→ TO BE DONE: List each line of the data that holds the word "BLACK".

→ STORED ROWS:

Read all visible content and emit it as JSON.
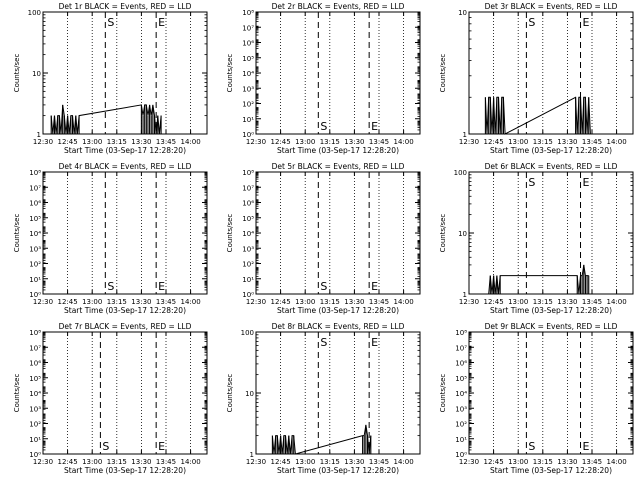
{
  "x_ticks": [
    "12:30",
    "12:45",
    "13:00",
    "13:15",
    "13:30",
    "13:45",
    "14:00"
  ],
  "x_label": "Start Time (03-Sep-17 12:28:20)",
  "y_label": "Counts/sec",
  "marker_labels": {
    "start": "S",
    "end": "E"
  },
  "chart_data": [
    {
      "type": "line",
      "title": "Det 1r BLACK = Events, RED = LLD",
      "xlim": [
        "12:30",
        "14:10"
      ],
      "yscale": "log",
      "ylim": [
        1,
        100
      ],
      "ytick_labels": [
        "100",
        "10",
        "1"
      ],
      "s_time": "13:08",
      "e_time": "13:39",
      "series": [
        {
          "name": "Events",
          "color": "#000000",
          "x": [
            "12:35",
            "12:36",
            "12:37",
            "12:38",
            "12:39",
            "12:40",
            "12:41",
            "12:42",
            "12:43",
            "12:44",
            "12:45",
            "12:46",
            "12:47",
            "12:48",
            "12:49",
            "12:50",
            "12:51",
            "12:52",
            "13:30",
            "13:31",
            "13:32",
            "13:33",
            "13:34",
            "13:35",
            "13:36",
            "13:37",
            "13:38",
            "13:39",
            "13:40",
            "13:41",
            "13:42"
          ],
          "y": [
            2,
            1,
            2,
            1,
            2,
            2,
            1,
            3,
            2,
            1,
            2,
            1,
            2,
            2,
            1,
            2,
            1,
            2,
            3,
            2,
            3,
            3,
            2,
            3,
            2,
            3,
            2,
            1,
            2,
            1,
            2
          ]
        },
        {
          "name": "LLD",
          "color": "#ff0000",
          "x": [],
          "y": []
        }
      ]
    },
    {
      "type": "line",
      "title": "Det 2r BLACK = Events, RED = LLD",
      "xlim": [
        "12:30",
        "14:10"
      ],
      "yscale": "log",
      "ylim": [
        1,
        1000000000
      ],
      "ytick_labels": [
        "10⁸",
        "10⁷",
        "10⁶",
        "10⁵",
        "10⁴",
        "10³",
        "10²",
        "10¹",
        "10⁰"
      ],
      "s_time": "13:08",
      "e_time": "13:39",
      "series": [
        {
          "name": "Events",
          "color": "#000000",
          "x": [],
          "y": []
        },
        {
          "name": "LLD",
          "color": "#ff0000",
          "x": [],
          "y": []
        }
      ]
    },
    {
      "type": "line",
      "title": "Det 3r BLACK = Events, RED = LLD",
      "xlim": [
        "12:30",
        "14:10"
      ],
      "yscale": "log",
      "ylim": [
        1,
        10
      ],
      "ytick_labels": [
        "10",
        "1"
      ],
      "s_time": "13:05",
      "e_time": "13:38",
      "series": [
        {
          "name": "Events",
          "color": "#000000",
          "x": [
            "12:40",
            "12:41",
            "12:42",
            "12:43",
            "12:44",
            "12:45",
            "12:46",
            "12:47",
            "12:48",
            "12:49",
            "12:50",
            "12:51",
            "12:52",
            "13:35",
            "13:36",
            "13:37",
            "13:38",
            "13:39",
            "13:40",
            "13:41",
            "13:42",
            "13:43",
            "13:44"
          ],
          "y": [
            2,
            1,
            2,
            2,
            1,
            2,
            1,
            2,
            2,
            1,
            2,
            2,
            1,
            2,
            1,
            2,
            2,
            1,
            2,
            2,
            1,
            2,
            1
          ]
        },
        {
          "name": "LLD",
          "color": "#ff0000",
          "x": [],
          "y": []
        }
      ]
    },
    {
      "type": "line",
      "title": "Det 4r BLACK = Events, RED = LLD",
      "xlim": [
        "12:30",
        "14:10"
      ],
      "yscale": "log",
      "ylim": [
        1,
        1000000000
      ],
      "ytick_labels": [
        "10⁸",
        "10⁷",
        "10⁶",
        "10⁵",
        "10⁴",
        "10³",
        "10²",
        "10¹",
        "10⁰"
      ],
      "s_time": "13:08",
      "e_time": "13:39",
      "series": [
        {
          "name": "Events",
          "color": "#000000",
          "x": [],
          "y": []
        },
        {
          "name": "LLD",
          "color": "#ff0000",
          "x": [],
          "y": []
        }
      ]
    },
    {
      "type": "line",
      "title": "Det 5r BLACK = Events, RED = LLD",
      "xlim": [
        "12:30",
        "14:10"
      ],
      "yscale": "log",
      "ylim": [
        1,
        1000000000
      ],
      "ytick_labels": [
        "10⁸",
        "10⁷",
        "10⁶",
        "10⁵",
        "10⁴",
        "10³",
        "10²",
        "10¹",
        "10⁰"
      ],
      "s_time": "13:08",
      "e_time": "13:39",
      "series": [
        {
          "name": "Events",
          "color": "#000000",
          "x": [],
          "y": []
        },
        {
          "name": "LLD",
          "color": "#ff0000",
          "x": [],
          "y": []
        }
      ]
    },
    {
      "type": "line",
      "title": "Det 6r BLACK = Events, RED = LLD",
      "xlim": [
        "12:30",
        "14:10"
      ],
      "yscale": "log",
      "ylim": [
        1,
        100
      ],
      "ytick_labels": [
        "100",
        "10",
        "1"
      ],
      "s_time": "13:05",
      "e_time": "13:38",
      "series": [
        {
          "name": "Events",
          "color": "#000000",
          "x": [
            "12:42",
            "12:43",
            "12:44",
            "12:45",
            "12:46",
            "12:47",
            "12:48",
            "12:49",
            "13:36",
            "13:37",
            "13:38",
            "13:39",
            "13:40",
            "13:41",
            "13:42",
            "13:43"
          ],
          "y": [
            1,
            2,
            1,
            2,
            1,
            2,
            1,
            2,
            2,
            1,
            2,
            2,
            3,
            2,
            2,
            2
          ]
        },
        {
          "name": "LLD",
          "color": "#ff0000",
          "x": [],
          "y": []
        }
      ]
    },
    {
      "type": "line",
      "title": "Det 7r BLACK = Events, RED = LLD",
      "xlim": [
        "12:30",
        "14:10"
      ],
      "yscale": "log",
      "ylim": [
        1,
        1000000000
      ],
      "ytick_labels": [
        "10⁸",
        "10⁷",
        "10⁶",
        "10⁵",
        "10⁴",
        "10³",
        "10²",
        "10¹",
        "10⁰"
      ],
      "s_time": "13:05",
      "e_time": "13:39",
      "series": [
        {
          "name": "Events",
          "color": "#000000",
          "x": [],
          "y": []
        },
        {
          "name": "LLD",
          "color": "#ff0000",
          "x": [],
          "y": []
        }
      ]
    },
    {
      "type": "line",
      "title": "Det 8r BLACK = Events, RED = LLD",
      "xlim": [
        "12:30",
        "14:10"
      ],
      "yscale": "log",
      "ylim": [
        1,
        100
      ],
      "ytick_labels": [
        "100",
        "10",
        "1"
      ],
      "s_time": "13:08",
      "e_time": "13:39",
      "series": [
        {
          "name": "Events",
          "color": "#000000",
          "x": [
            "12:40",
            "12:41",
            "12:42",
            "12:43",
            "12:44",
            "12:45",
            "12:46",
            "12:47",
            "12:48",
            "12:49",
            "12:50",
            "12:51",
            "12:52",
            "12:53",
            "12:54",
            "13:35",
            "13:36",
            "13:37",
            "13:38",
            "13:39",
            "13:40"
          ],
          "y": [
            2,
            1,
            2,
            2,
            1,
            2,
            1,
            2,
            2,
            1,
            2,
            1,
            2,
            2,
            1,
            2,
            2,
            3,
            2,
            1,
            2
          ]
        },
        {
          "name": "LLD",
          "color": "#ff0000",
          "x": [],
          "y": []
        }
      ]
    },
    {
      "type": "line",
      "title": "Det 9r BLACK = Events, RED = LLD",
      "xlim": [
        "12:30",
        "14:10"
      ],
      "yscale": "log",
      "ylim": [
        1,
        1000000000
      ],
      "ytick_labels": [
        "10⁸",
        "10⁷",
        "10⁶",
        "10⁵",
        "10⁴",
        "10³",
        "10²",
        "10¹",
        "10⁰"
      ],
      "s_time": "13:05",
      "e_time": "13:38",
      "series": [
        {
          "name": "Events",
          "color": "#000000",
          "x": [],
          "y": []
        },
        {
          "name": "LLD",
          "color": "#ff0000",
          "x": [],
          "y": []
        }
      ]
    }
  ]
}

→ OUTPUT BELOW:
      "title": "Det 1r BLACK = Events, RED = LLD",
      "title": "Det 2r BLACK = Events, RED = LLD",
      "title": "Det 3r BLACK = Events, RED = LLD",
      "title": "Det 4r BLACK = Events, RED = LLD",
      "title": "Det 5r BLACK = Events, RED = LLD",
      "title": "Det 6r BLACK = Events, RED = LLD",
      "title": "Det 7r BLACK = Events, RED = LLD",
      "title": "Det 8r BLACK = Events, RED = LLD",
      "title": "Det 9r BLACK = Events, RED = LLD",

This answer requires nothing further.